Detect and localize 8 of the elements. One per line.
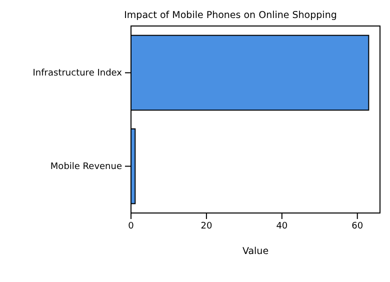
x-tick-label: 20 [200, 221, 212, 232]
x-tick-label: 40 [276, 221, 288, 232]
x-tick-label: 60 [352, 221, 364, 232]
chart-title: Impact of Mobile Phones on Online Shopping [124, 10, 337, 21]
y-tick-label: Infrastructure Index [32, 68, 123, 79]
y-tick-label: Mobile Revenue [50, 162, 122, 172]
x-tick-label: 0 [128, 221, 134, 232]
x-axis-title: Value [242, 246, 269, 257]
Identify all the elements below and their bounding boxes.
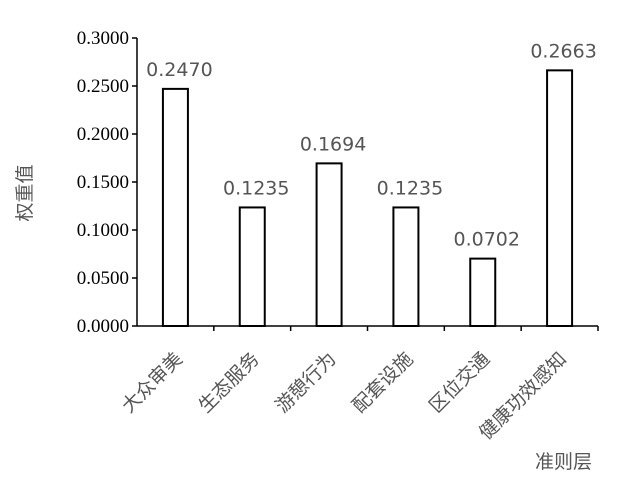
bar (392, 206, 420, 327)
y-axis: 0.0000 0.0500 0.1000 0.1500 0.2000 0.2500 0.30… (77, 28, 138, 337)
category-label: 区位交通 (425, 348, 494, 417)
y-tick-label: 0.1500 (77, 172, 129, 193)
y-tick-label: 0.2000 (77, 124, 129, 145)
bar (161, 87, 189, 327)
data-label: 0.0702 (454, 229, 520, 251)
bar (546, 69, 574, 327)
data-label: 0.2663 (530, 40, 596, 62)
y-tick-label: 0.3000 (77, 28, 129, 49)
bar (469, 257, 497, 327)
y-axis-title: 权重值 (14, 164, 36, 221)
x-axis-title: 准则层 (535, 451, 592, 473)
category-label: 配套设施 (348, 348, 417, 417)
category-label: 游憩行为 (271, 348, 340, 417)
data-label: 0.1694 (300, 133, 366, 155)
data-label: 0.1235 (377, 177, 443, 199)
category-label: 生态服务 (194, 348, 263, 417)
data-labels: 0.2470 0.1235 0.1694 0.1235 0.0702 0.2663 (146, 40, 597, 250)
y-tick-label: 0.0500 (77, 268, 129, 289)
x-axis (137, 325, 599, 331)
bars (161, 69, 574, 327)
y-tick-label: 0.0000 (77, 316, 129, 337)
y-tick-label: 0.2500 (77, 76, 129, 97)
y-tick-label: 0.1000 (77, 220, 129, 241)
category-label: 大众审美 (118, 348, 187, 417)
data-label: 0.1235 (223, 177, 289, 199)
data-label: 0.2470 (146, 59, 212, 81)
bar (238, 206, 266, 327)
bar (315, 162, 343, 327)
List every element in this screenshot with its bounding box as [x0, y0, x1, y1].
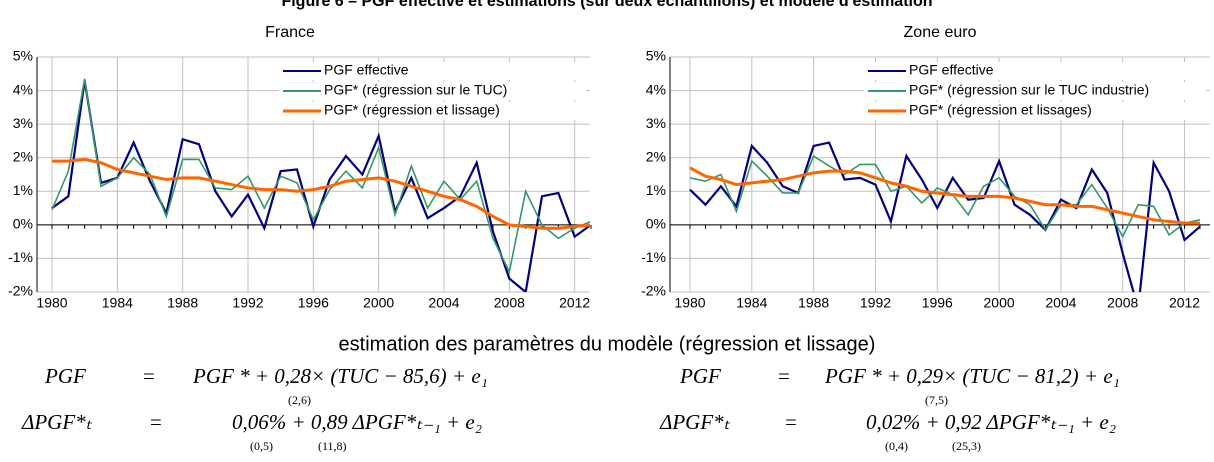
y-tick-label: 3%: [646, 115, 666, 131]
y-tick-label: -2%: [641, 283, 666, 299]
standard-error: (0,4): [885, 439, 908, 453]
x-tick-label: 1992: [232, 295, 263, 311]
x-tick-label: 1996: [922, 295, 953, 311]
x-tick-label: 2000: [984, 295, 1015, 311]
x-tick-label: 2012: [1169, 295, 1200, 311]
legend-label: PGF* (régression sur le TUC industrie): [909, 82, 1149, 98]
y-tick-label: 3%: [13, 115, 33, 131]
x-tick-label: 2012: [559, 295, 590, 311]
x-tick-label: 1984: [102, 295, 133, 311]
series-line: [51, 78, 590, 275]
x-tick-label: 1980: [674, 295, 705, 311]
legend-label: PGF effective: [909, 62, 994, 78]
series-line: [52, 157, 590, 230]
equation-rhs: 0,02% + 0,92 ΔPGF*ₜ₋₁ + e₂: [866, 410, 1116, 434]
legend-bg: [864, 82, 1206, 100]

**Task description:** Reproduce, without any change, the entries above from the line containing "y-tick-label: 3%: [646, 115, 666, 131]" through the last line of the entries.

**Complete answer:**
y-tick-label: 3%: [646, 115, 666, 131]
y-tick-label: -2%: [641, 283, 666, 299]
standard-error: (0,4): [885, 439, 908, 453]
x-tick-label: 1992: [232, 295, 263, 311]
x-tick-label: 1996: [922, 295, 953, 311]
x-tick-label: 2000: [984, 295, 1015, 311]
x-tick-label: 2012: [1169, 295, 1200, 311]
legend-label: PGF* (régression sur le TUC industrie): [909, 82, 1149, 98]
y-tick-label: 3%: [13, 115, 33, 131]
x-tick-label: 2012: [559, 295, 590, 311]
x-tick-label: 1984: [102, 295, 133, 311]
series-line: [51, 78, 590, 275]
x-tick-label: 1980: [674, 295, 705, 311]
legend-label: PGF effective: [909, 62, 994, 78]
series-line: [52, 157, 590, 230]
equation-rhs: 0,02% + 0,92 ΔPGF*ₜ₋₁ + e₂: [866, 410, 1116, 434]
legend-bg: [864, 82, 1206, 100]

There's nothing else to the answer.